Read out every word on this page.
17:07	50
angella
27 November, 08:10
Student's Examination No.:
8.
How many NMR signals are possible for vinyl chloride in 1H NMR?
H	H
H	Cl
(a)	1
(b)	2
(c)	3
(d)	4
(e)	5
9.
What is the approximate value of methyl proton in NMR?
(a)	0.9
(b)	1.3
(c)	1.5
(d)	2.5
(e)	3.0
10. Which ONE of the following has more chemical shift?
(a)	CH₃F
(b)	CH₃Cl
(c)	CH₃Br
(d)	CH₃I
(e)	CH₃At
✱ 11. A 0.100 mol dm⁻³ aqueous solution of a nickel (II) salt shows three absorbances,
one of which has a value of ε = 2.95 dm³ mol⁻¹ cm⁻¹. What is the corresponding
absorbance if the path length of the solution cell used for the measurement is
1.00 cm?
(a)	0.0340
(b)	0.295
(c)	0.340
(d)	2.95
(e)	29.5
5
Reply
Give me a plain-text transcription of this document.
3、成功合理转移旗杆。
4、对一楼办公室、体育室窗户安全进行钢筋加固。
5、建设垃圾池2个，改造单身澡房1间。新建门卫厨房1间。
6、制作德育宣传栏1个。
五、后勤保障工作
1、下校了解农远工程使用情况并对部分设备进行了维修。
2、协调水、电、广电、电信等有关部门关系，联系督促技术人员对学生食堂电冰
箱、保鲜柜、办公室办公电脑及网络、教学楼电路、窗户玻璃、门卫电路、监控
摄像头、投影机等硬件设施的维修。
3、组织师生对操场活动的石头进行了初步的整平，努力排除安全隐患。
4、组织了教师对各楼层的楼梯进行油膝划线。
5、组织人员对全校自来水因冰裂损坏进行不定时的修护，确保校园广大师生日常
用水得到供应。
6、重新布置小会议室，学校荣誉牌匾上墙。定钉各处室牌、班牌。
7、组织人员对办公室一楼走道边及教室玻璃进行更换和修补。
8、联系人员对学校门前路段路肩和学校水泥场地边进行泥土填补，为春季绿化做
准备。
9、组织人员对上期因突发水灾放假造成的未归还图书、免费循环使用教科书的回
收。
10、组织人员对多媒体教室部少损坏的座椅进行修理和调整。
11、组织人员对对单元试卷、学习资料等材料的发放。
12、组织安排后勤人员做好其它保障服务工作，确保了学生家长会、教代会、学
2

## Aim of the task
Only the lines from the one holding "Give me a plain-text" through the end of the listing should be given again, exactly and with both ends included.

## Exercise answer
Give me a plain-text transcription of this document.
3、成功合理转移旗杆。
4、对一楼办公室、体育室窗户安全进行钢筋加固。
5、建设垃圾池2个，改造单身澡房1间。新建门卫厨房1间。
6、制作德育宣传栏1个。
五、后勤保障工作
1、下校了解农远工程使用情况并对部分设备进行了维修。
2、协调水、电、广电、电信等有关部门关系，联系督促技术人员对学生食堂电冰
箱、保鲜柜、办公室办公电脑及网络、教学楼电路、窗户玻璃、门卫电路、监控
摄像头、投影机等硬件设施的维修。
3、组织师生对操场活动的石头进行了初步的整平，努力排除安全隐患。
4、组织了教师对各楼层的楼梯进行油膝划线。
5、组织人员对全校自来水因冰裂损坏进行不定时的修护，确保校园广大师生日常
用水得到供应。
6、重新布置小会议室，学校荣誉牌匾上墙。定钉各处室牌、班牌。
7、组织人员对办公室一楼走道边及教室玻璃进行更换和修补。
8、联系人员对学校门前路段路肩和学校水泥场地边进行泥土填补，为春季绿化做
准备。
9、组织人员对上期因突发水灾放假造成的未归还图书、免费循环使用教科书的回
收。
10、组织人员对多媒体教室部少损坏的座椅进行修理和调整。
11、组织人员对对单元试卷、学习资料等材料的发放。
12、组织安排后勤人员做好其它保障服务工作，确保了学生家长会、教代会、学
2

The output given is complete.